* **Your goal**
Find each line with the word "white" and say how many there are, nothing else.

* **Source data**
= = = = = = =
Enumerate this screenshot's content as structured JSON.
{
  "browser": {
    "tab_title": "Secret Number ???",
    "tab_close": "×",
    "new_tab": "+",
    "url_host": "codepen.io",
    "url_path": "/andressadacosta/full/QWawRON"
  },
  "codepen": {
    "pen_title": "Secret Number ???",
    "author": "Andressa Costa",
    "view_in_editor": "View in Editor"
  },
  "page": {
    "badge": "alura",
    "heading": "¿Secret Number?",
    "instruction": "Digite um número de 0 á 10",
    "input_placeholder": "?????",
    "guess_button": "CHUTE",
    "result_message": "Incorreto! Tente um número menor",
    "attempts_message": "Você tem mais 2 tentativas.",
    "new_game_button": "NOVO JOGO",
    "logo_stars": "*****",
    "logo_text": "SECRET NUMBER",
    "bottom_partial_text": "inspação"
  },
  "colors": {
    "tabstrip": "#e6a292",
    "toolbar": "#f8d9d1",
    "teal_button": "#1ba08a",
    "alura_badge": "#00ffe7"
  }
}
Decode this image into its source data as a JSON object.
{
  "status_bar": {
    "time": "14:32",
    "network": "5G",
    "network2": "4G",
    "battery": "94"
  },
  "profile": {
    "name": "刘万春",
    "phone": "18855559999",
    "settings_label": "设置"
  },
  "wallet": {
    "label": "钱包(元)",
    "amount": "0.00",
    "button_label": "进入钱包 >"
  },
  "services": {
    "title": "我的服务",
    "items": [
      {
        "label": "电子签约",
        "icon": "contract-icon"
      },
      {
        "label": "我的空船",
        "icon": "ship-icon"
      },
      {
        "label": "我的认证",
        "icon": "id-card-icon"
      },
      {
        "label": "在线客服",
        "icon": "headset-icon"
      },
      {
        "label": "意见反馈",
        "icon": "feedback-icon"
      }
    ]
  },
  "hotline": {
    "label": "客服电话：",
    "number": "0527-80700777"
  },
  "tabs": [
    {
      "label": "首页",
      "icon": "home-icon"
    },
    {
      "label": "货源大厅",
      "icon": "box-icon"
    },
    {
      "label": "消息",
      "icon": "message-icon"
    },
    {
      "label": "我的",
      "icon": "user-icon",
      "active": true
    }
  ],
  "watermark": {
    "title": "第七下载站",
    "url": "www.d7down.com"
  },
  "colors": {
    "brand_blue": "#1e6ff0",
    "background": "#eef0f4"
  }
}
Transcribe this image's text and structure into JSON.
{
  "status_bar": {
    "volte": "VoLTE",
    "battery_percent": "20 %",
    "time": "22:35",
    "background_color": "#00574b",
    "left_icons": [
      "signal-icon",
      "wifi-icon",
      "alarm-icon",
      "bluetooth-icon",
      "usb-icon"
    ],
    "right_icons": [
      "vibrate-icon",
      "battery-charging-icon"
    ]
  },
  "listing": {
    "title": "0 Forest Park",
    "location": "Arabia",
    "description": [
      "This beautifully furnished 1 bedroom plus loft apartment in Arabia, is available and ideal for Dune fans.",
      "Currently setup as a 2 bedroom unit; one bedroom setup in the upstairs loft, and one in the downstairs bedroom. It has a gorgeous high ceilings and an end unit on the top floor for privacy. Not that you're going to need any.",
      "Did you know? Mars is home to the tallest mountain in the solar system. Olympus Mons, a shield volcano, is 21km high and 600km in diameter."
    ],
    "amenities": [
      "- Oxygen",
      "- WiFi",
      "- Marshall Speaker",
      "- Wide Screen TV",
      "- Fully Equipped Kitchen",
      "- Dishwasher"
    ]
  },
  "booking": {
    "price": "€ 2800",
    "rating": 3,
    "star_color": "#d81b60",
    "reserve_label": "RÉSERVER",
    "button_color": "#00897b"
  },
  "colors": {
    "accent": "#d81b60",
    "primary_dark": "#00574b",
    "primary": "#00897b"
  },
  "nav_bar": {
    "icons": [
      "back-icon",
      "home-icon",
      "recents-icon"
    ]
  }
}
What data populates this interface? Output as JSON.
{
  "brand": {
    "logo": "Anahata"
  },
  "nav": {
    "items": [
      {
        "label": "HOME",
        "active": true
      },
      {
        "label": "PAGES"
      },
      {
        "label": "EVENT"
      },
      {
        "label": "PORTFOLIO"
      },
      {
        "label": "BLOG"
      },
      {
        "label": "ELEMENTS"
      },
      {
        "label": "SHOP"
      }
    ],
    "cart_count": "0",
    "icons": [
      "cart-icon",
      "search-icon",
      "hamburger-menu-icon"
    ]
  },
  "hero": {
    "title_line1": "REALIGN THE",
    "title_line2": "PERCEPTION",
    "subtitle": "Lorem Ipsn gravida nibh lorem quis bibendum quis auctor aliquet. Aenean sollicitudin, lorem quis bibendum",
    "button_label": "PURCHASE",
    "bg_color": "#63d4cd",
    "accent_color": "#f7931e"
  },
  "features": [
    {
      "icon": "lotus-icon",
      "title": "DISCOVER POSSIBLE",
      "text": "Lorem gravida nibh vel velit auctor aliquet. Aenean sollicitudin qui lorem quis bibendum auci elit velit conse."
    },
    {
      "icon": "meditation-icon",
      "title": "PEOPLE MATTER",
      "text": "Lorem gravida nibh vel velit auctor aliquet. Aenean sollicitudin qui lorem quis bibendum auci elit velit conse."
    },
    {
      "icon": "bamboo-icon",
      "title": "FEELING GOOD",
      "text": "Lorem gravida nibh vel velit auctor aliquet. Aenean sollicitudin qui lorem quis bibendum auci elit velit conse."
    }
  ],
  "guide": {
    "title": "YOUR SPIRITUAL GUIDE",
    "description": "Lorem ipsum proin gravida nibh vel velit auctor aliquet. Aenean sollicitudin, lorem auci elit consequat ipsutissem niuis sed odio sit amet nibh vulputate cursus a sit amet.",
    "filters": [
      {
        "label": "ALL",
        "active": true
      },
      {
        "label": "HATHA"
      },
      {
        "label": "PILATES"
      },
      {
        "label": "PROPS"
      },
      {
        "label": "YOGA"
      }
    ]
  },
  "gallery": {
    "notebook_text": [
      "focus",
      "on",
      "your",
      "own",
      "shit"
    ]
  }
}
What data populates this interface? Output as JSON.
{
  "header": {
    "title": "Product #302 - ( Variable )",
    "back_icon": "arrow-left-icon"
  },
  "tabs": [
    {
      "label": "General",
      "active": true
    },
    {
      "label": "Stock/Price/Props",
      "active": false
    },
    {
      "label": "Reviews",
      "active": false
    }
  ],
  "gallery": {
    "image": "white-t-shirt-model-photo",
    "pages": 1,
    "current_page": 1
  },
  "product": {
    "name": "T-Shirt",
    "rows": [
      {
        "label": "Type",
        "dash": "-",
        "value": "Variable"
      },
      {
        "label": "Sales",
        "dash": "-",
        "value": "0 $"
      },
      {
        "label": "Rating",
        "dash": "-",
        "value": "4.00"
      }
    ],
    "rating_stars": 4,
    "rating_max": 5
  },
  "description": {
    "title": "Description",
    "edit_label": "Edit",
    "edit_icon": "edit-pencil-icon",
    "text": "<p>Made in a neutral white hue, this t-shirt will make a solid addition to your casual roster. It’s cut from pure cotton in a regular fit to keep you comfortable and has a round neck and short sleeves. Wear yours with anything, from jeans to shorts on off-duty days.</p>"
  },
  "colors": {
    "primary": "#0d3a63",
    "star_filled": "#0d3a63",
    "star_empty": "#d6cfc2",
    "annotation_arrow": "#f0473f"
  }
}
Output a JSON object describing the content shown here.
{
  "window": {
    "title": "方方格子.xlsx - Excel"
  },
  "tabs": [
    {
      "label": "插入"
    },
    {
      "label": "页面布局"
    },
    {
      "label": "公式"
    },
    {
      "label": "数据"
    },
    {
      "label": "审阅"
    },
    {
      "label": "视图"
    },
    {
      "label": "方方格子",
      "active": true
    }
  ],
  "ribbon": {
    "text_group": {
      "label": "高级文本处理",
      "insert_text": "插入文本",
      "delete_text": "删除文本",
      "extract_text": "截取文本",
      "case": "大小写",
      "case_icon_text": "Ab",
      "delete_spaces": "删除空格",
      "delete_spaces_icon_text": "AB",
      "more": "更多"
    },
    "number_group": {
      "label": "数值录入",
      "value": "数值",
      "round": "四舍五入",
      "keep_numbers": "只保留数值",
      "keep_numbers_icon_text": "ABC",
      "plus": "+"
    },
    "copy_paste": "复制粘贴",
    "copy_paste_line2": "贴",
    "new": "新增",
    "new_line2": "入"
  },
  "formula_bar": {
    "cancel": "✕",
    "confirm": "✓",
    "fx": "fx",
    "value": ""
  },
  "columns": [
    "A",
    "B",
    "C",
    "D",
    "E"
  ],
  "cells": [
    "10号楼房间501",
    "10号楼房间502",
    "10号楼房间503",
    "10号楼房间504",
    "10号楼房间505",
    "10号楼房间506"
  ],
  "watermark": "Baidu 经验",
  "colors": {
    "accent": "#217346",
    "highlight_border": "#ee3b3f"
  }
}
= = = = = = =
* **Response**
2